(Excerpts from a figure dataset)
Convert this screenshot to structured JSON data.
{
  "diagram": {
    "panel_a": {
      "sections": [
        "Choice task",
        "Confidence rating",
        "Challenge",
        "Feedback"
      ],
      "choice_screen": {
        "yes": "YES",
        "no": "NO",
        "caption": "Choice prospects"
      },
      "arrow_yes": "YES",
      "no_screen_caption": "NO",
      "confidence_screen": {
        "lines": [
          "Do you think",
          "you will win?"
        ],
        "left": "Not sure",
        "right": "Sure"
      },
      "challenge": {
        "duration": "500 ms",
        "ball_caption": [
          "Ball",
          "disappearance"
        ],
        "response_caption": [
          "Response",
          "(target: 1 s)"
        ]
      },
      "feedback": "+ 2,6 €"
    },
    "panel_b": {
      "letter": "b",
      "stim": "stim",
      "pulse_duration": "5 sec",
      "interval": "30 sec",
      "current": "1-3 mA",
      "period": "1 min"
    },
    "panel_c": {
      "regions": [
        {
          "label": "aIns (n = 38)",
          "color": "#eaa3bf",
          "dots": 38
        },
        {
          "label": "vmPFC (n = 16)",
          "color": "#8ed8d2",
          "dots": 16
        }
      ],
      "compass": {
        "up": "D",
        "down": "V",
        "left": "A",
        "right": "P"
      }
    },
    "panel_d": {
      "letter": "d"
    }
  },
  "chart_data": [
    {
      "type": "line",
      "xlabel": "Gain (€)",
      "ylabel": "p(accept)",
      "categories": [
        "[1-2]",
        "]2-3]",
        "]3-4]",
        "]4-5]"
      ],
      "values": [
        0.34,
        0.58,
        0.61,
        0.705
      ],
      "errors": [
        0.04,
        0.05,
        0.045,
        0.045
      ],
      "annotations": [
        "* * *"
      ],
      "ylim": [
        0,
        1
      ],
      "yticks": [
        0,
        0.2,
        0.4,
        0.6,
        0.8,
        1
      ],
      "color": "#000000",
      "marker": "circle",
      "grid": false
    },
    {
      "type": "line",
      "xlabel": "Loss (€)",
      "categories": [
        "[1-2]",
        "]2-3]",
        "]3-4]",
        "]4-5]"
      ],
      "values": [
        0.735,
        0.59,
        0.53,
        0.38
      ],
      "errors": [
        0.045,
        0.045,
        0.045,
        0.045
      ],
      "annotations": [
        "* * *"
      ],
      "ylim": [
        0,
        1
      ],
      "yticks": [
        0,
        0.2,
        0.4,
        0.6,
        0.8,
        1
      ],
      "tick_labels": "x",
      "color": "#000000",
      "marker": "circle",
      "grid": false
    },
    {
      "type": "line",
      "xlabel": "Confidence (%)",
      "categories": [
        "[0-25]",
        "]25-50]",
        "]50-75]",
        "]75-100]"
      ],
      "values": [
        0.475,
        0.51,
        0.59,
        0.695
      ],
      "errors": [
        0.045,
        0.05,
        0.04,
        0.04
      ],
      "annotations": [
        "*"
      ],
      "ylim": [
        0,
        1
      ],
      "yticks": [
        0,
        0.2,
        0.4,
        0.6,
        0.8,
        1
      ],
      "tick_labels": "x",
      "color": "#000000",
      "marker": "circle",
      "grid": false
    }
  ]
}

--

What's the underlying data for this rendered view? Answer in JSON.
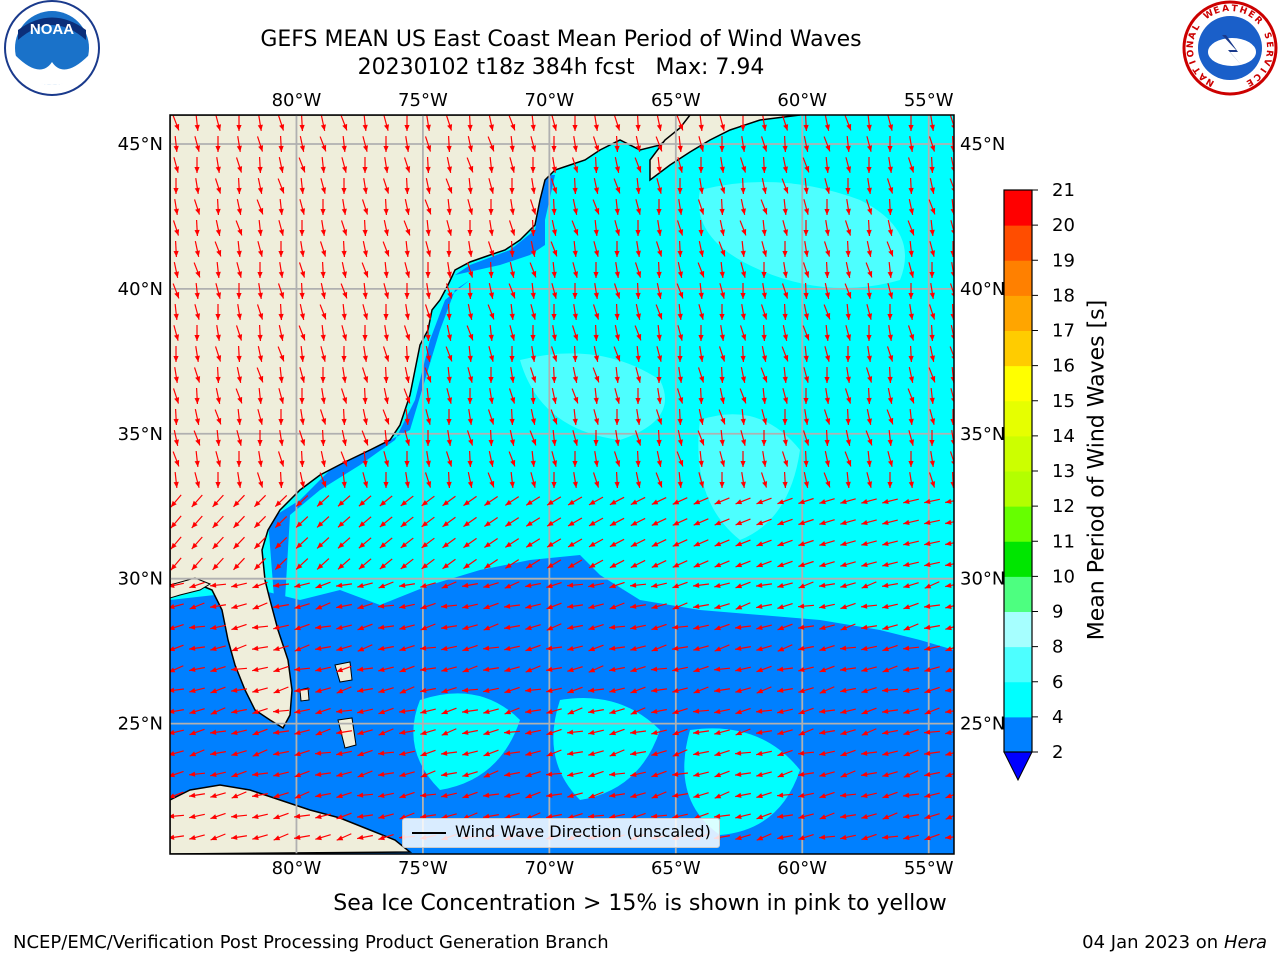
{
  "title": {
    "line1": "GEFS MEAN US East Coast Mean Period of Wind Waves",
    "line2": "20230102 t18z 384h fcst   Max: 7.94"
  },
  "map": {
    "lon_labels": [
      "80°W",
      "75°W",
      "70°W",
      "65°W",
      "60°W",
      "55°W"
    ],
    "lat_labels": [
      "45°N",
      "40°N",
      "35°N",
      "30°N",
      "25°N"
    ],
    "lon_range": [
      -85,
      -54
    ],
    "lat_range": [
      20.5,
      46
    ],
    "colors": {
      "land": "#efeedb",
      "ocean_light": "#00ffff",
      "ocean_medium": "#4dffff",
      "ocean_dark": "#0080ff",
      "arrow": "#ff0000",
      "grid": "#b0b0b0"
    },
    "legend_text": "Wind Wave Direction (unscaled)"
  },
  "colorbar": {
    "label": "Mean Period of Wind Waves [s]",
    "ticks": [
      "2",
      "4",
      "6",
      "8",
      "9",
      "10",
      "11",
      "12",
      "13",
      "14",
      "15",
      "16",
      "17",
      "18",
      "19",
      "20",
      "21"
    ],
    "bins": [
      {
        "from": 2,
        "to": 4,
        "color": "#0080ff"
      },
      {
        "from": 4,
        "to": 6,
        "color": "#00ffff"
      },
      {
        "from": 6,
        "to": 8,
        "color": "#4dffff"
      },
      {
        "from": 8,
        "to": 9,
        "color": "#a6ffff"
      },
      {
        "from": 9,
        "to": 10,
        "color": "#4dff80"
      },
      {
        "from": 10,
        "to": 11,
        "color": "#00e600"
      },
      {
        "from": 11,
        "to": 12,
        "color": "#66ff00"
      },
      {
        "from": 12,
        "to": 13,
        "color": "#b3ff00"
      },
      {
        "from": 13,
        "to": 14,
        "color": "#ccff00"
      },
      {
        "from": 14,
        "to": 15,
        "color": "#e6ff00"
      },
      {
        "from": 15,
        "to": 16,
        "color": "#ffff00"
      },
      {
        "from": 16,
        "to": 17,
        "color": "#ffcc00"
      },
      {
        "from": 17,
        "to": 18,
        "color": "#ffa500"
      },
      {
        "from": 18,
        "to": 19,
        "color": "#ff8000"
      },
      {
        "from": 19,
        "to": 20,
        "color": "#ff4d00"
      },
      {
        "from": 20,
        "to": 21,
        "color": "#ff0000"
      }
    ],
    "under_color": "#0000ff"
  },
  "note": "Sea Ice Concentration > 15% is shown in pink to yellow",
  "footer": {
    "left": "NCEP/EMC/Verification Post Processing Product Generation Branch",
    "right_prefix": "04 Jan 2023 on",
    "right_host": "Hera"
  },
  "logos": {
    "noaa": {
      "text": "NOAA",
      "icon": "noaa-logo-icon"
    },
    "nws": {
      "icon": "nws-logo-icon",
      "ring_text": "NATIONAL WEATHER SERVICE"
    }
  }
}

→ INSTRUCTIONS TO FOLLOW:
Using the listing above, pick out each line that contains the word "Wind", then copy it.

→ RESPONSE TO THE TASK:
    "line1": "GEFS MEAN US East Coast Mean Period of Wind Waves",
    "legend_text": "Wind Wave Direction (unscaled)"
    "label": "Mean Period of Wind Waves [s]",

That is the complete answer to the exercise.